#### [WHAT TO WORK ON]
Return a copy of every line in the records that includes the word "ylabel".

**** DATA FOR THIS TASK ****

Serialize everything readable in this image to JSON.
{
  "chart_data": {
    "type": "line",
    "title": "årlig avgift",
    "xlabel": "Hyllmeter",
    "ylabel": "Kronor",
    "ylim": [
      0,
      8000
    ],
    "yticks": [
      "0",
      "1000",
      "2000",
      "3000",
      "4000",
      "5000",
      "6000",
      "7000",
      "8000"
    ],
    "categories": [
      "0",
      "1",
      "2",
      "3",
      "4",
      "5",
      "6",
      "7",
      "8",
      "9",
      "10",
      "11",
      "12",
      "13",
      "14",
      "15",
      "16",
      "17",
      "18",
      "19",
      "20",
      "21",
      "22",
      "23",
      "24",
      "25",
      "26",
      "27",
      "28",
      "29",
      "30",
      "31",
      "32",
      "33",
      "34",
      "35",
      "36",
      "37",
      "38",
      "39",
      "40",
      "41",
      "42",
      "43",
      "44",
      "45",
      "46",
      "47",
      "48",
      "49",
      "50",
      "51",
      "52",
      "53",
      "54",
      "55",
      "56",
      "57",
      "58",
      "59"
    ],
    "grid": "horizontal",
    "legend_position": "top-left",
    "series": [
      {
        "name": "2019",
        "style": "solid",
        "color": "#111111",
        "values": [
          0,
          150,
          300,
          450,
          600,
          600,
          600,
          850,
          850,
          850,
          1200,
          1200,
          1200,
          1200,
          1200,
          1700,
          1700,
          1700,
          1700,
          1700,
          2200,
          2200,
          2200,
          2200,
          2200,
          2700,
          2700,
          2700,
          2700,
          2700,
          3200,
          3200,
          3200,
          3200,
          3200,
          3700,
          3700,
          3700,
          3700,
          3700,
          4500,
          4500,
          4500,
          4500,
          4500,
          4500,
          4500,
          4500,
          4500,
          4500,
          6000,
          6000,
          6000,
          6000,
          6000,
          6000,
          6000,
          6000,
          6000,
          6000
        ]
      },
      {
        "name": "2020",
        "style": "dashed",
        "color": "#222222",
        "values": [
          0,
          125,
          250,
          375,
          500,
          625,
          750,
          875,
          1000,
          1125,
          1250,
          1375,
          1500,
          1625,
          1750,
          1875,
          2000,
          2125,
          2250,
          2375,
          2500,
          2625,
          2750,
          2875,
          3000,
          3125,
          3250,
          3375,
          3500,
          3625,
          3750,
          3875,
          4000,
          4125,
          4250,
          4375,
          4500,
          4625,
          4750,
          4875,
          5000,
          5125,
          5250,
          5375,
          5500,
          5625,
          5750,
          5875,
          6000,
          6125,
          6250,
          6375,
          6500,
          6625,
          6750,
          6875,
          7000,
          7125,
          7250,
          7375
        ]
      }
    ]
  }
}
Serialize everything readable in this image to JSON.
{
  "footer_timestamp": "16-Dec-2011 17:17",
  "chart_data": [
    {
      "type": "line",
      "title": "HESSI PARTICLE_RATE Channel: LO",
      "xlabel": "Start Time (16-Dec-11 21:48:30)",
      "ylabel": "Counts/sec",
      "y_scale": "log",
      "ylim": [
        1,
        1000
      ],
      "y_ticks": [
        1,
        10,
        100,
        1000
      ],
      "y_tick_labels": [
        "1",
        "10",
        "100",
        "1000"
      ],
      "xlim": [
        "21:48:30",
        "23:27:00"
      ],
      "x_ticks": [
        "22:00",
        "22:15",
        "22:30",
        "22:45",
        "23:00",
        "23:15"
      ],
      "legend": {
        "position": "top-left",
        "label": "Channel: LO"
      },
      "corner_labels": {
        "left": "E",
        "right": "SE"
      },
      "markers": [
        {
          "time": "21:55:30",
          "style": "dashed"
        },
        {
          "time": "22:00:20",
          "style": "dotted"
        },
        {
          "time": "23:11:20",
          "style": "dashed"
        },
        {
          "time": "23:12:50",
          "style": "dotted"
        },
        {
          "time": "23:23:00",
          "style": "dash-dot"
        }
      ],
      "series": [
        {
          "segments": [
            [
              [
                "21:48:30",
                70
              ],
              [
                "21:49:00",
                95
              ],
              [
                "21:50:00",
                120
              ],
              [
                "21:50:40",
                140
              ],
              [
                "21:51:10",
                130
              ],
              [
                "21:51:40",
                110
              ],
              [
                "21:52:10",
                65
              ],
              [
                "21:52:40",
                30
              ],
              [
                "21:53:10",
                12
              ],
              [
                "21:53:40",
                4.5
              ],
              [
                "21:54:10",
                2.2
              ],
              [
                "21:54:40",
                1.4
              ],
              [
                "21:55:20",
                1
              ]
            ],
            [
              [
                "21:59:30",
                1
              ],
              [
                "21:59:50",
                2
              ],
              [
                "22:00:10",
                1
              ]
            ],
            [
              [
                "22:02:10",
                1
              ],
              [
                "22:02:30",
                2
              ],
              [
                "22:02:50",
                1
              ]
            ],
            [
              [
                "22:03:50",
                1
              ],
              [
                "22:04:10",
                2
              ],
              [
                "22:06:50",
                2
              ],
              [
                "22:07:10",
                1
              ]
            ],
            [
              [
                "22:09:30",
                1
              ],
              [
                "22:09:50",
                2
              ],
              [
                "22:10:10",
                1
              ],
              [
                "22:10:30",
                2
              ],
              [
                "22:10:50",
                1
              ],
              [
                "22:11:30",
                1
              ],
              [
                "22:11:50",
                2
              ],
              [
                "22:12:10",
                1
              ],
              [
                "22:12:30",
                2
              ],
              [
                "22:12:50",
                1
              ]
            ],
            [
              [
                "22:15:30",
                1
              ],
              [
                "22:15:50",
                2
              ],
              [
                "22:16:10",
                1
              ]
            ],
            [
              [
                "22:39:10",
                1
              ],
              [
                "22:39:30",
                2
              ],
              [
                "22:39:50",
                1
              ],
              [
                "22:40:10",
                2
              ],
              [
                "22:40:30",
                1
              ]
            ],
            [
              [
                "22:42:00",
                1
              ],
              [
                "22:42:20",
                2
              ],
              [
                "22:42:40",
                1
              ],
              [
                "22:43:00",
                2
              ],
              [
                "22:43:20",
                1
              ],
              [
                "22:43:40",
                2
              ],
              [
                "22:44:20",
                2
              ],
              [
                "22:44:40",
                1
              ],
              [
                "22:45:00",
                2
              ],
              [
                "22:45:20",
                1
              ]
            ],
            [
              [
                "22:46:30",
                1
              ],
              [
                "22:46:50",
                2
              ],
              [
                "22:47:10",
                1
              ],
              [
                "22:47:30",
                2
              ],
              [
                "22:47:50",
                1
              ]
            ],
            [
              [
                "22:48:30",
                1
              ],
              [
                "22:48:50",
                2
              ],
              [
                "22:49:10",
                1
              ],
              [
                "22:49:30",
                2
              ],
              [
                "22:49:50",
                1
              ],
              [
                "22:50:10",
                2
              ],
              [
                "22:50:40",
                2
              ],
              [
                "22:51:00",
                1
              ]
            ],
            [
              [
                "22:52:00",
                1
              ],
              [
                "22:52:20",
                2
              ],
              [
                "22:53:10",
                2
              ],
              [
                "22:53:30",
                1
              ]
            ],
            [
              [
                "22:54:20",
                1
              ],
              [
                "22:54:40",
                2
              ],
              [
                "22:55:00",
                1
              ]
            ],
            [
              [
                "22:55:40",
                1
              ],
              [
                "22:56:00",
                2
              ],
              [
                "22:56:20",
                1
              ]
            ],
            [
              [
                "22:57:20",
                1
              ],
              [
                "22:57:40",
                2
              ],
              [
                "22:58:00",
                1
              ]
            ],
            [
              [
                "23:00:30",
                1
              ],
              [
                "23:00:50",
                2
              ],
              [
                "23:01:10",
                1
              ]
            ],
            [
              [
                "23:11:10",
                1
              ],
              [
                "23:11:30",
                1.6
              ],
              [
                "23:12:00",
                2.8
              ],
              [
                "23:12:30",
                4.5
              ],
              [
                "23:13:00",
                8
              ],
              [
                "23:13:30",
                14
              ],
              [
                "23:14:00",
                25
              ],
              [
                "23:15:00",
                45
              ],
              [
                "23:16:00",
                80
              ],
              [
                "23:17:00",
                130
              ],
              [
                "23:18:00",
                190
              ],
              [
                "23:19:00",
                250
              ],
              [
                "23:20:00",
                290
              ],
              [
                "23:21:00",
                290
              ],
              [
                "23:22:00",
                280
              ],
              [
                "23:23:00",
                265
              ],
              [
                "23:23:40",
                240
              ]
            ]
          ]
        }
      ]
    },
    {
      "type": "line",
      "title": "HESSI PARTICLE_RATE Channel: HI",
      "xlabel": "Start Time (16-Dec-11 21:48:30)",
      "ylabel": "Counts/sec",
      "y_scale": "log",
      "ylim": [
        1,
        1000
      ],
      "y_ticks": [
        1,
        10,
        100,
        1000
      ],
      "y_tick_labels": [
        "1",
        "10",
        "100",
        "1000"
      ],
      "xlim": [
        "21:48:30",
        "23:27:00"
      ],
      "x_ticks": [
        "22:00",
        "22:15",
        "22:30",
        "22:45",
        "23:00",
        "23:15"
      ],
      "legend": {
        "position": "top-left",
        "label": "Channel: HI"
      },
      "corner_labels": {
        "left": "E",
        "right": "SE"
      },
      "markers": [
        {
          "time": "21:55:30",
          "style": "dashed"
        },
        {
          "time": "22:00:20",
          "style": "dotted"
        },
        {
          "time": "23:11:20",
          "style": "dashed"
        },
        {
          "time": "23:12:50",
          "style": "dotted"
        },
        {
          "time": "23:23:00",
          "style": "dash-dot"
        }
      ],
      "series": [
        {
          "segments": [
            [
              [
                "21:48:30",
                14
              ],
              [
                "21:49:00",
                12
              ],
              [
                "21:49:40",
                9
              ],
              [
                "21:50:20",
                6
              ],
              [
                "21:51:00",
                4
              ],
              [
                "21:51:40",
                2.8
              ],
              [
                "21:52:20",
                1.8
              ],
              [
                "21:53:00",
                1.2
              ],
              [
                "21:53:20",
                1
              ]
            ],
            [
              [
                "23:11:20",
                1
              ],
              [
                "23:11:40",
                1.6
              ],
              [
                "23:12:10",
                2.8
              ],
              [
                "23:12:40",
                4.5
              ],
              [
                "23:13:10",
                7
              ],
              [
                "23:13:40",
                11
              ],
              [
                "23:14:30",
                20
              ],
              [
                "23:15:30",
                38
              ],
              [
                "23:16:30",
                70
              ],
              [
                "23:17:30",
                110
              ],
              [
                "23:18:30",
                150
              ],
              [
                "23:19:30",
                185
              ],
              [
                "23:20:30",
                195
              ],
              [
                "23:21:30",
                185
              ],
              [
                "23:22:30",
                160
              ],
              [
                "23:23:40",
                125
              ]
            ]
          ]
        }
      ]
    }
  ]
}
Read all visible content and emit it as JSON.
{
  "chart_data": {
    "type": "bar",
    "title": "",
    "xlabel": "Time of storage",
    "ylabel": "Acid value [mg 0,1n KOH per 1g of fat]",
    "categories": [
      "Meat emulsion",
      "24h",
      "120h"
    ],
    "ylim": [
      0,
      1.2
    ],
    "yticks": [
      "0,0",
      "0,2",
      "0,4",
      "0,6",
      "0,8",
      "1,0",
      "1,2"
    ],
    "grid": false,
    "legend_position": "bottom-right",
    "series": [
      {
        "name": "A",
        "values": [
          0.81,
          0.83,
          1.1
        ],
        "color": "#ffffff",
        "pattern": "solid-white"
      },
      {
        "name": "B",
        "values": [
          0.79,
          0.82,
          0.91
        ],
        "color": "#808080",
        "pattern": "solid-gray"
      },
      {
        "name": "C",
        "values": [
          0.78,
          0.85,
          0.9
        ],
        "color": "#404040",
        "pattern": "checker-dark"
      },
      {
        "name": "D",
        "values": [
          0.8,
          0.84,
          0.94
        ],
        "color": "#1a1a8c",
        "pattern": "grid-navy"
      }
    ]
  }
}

****

#### [ANSWER]
    "ylabel": "Kronor",
      "ylabel": "Counts/sec",
      "ylabel": "Counts/sec",
    "ylabel": "Acid value [mg 0,1n KOH per 1g of fat]",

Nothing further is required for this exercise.